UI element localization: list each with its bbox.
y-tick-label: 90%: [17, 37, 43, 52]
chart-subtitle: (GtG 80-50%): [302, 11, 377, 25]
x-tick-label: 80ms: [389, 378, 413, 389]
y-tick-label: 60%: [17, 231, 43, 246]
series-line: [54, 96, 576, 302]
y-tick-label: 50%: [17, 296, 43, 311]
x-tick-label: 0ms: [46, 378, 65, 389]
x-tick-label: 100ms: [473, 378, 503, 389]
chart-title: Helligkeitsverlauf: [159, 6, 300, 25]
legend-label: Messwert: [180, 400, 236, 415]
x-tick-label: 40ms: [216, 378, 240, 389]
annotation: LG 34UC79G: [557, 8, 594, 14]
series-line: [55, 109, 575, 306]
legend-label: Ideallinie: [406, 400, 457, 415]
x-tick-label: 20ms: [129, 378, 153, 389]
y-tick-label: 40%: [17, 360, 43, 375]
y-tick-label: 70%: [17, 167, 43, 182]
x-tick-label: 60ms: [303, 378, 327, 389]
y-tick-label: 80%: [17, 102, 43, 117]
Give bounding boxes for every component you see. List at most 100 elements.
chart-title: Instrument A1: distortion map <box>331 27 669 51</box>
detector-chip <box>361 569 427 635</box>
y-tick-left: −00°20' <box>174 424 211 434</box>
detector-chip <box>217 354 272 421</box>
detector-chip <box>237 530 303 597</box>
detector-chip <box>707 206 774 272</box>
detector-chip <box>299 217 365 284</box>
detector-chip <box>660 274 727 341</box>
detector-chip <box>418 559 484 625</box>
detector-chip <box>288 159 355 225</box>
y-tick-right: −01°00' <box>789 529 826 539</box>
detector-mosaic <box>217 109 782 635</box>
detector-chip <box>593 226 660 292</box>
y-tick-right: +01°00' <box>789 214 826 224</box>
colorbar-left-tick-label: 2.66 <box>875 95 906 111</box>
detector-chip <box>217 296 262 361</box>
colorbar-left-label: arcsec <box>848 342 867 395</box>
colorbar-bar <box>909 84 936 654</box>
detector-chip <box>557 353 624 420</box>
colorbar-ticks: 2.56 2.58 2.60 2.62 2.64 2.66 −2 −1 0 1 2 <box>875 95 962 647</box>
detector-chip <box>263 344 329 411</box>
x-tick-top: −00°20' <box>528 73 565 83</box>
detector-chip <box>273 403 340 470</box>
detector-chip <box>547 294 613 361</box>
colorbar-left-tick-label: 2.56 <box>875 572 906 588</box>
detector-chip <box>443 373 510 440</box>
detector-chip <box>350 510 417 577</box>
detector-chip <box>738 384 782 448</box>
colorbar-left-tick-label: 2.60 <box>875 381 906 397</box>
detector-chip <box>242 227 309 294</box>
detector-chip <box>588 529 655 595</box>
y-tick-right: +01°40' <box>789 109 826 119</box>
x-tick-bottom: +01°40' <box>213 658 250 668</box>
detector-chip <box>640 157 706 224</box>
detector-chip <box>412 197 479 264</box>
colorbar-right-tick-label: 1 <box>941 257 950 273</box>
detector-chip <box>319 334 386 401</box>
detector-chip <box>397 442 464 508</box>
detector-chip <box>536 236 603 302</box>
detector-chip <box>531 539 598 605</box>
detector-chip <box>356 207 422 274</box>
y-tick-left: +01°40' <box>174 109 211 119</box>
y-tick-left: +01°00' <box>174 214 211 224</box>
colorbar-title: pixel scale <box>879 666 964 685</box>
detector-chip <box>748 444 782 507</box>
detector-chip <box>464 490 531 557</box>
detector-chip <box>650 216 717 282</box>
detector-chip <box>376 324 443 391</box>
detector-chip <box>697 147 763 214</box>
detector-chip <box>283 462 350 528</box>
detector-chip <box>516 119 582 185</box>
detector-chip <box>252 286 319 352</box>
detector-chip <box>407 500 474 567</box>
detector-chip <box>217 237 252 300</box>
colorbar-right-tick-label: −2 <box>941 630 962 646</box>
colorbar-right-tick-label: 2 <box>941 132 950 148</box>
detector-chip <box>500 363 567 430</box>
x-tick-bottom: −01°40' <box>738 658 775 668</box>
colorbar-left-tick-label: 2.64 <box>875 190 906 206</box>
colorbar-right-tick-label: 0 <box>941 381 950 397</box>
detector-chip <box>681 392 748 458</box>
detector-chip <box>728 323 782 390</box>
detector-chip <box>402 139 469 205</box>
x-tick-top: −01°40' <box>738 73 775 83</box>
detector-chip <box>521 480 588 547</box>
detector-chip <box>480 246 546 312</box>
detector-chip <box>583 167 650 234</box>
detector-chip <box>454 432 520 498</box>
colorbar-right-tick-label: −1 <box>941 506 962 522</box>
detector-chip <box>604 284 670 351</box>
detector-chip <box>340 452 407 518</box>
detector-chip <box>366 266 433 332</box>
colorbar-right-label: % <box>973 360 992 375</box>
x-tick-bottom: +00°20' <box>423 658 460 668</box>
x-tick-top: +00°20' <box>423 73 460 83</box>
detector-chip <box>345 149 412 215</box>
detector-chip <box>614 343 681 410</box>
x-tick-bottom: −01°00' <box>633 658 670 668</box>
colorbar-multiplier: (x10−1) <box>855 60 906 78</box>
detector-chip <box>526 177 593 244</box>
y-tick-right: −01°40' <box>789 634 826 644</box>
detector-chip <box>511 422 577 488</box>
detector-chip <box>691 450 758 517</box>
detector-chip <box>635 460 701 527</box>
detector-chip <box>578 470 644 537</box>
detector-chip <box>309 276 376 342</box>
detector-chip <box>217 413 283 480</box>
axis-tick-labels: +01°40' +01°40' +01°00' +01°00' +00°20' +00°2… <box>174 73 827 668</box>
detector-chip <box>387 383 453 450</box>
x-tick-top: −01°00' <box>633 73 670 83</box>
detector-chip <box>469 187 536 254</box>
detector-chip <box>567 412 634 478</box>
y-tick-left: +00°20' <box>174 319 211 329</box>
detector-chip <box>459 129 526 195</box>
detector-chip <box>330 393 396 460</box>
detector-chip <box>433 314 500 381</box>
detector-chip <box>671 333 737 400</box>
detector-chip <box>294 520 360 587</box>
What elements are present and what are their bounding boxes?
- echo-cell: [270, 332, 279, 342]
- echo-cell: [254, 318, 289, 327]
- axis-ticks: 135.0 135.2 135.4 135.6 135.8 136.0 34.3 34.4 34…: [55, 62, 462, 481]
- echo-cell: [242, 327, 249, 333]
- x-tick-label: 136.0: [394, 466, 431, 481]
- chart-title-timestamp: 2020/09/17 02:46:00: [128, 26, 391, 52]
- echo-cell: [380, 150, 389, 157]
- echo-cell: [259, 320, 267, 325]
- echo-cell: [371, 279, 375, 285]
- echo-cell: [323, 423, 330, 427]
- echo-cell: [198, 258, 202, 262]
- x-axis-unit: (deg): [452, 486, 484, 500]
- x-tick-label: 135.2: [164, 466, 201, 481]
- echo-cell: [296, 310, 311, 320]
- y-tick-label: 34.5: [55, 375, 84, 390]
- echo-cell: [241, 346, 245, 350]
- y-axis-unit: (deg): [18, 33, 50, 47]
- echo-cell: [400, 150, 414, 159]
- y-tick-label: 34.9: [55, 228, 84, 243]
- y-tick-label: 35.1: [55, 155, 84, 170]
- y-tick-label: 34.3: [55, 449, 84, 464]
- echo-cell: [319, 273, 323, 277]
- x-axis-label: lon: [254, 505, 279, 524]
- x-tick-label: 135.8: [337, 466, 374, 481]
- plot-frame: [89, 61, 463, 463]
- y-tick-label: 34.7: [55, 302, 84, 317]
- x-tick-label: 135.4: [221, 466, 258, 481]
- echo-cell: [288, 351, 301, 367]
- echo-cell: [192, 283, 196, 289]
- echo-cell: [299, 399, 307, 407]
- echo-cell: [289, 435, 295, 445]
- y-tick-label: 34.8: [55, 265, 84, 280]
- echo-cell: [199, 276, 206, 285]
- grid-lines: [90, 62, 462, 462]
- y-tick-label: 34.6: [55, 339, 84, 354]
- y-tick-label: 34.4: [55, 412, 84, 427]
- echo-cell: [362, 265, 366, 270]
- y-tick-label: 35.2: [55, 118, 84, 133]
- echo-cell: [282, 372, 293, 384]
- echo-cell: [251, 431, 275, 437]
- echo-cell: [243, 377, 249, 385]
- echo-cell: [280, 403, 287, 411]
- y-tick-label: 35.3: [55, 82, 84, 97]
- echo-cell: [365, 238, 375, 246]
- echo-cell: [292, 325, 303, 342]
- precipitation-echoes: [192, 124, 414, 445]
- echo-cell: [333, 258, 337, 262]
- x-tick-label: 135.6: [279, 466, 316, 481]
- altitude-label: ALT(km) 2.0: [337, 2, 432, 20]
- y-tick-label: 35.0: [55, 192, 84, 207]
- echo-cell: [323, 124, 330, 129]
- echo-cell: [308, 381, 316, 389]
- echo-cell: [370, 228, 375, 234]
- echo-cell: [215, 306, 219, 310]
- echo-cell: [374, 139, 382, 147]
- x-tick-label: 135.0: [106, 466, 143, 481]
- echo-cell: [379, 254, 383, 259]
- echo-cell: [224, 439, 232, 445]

◇ ◇ ◇ ◇

— Do this —
Repeat word for word the stretch of the data from its first line through the line containing "legend-label: Messwert: [180, 400, 236, 415]", including both of those lines.

— Solution to the exercise —
UI element localization: list each with its bbox.
y-tick-label: 90%: [17, 37, 43, 52]
chart-subtitle: (GtG 80-50%): [302, 11, 377, 25]
x-tick-label: 80ms: [389, 378, 413, 389]
y-tick-label: 60%: [17, 231, 43, 246]
series-line: [54, 96, 576, 302]
y-tick-label: 50%: [17, 296, 43, 311]
x-tick-label: 0ms: [46, 378, 65, 389]
x-tick-label: 100ms: [473, 378, 503, 389]
chart-title: Helligkeitsverlauf: [159, 6, 300, 25]
legend-label: Messwert: [180, 400, 236, 415]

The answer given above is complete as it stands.